▶ [Your objective]: Your task is to print the material below exactly as presented.

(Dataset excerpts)
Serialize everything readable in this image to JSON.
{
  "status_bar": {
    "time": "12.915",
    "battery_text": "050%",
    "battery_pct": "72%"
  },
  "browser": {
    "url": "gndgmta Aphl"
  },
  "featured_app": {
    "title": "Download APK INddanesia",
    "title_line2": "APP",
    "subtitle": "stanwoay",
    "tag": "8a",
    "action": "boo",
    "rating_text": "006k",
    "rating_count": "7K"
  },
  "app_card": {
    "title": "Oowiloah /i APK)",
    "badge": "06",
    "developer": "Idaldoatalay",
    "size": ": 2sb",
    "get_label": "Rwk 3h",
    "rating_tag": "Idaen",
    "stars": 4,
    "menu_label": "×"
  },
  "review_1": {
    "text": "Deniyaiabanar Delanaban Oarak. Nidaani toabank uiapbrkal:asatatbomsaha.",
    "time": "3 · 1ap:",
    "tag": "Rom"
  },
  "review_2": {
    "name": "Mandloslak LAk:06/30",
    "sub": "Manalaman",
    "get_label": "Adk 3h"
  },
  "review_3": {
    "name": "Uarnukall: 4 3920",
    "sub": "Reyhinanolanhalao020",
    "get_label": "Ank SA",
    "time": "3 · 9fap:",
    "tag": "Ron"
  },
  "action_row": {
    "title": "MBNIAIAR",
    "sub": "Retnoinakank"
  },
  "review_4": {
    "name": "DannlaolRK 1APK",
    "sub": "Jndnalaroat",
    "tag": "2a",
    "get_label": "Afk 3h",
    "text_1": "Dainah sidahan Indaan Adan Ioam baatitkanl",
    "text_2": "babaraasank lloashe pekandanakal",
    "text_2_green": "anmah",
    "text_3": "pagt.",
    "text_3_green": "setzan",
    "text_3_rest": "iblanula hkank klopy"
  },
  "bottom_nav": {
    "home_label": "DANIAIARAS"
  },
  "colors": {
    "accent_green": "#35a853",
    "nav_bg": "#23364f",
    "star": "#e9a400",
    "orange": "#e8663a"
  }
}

▶ [Task solution]:
Serialize everything readable in this image to JSON.
{
  "status_bar": {
    "time": "12.915",
    "battery_text": "050%",
    "battery_pct": "72%"
  },
  "browser": {
    "url": "gndgmta Aphl"
  },
  "featured_app": {
    "title": "Download APK INddanesia",
    "title_line2": "APP",
    "subtitle": "stanwoay",
    "tag": "8a",
    "action": "boo",
    "rating_text": "006k",
    "rating_count": "7K"
  },
  "app_card": {
    "title": "Oowiloah /i APK)",
    "badge": "06",
    "developer": "Idaldoatalay",
    "size": ": 2sb",
    "get_label": "Rwk 3h",
    "rating_tag": "Idaen",
    "stars": 4,
    "menu_label": "×"
  },
  "review_1": {
    "text": "Deniyaiabanar Delanaban Oarak. Nidaani toabank uiapbrkal:asatatbomsaha.",
    "time": "3 · 1ap:",
    "tag": "Rom"
  },
  "review_2": {
    "name": "Mandloslak LAk:06/30",
    "sub": "Manalaman",
    "get_label": "Adk 3h"
  },
  "review_3": {
    "name": "Uarnukall: 4 3920",
    "sub": "Reyhinanolanhalao020",
    "get_label": "Ank SA",
    "time": "3 · 9fap:",
    "tag": "Ron"
  },
  "action_row": {
    "title": "MBNIAIAR",
    "sub": "Retnoinakank"
  },
  "review_4": {
    "name": "DannlaolRK 1APK",
    "sub": "Jndnalaroat",
    "tag": "2a",
    "get_label": "Afk 3h",
    "text_1": "Dainah sidahan Indaan Adan Ioam baatitkanl",
    "text_2": "babaraasank lloashe pekandanakal",
    "text_2_green": "anmah",
    "text_3": "pagt.",
    "text_3_green": "setzan",
    "text_3_rest": "iblanula hkank klopy"
  },
  "bottom_nav": {
    "home_label": "DANIAIARAS"
  },
  "colors": {
    "accent_green": "#35a853",
    "nav_bg": "#23364f",
    "star": "#e9a400",
    "orange": "#e8663a"
  }
}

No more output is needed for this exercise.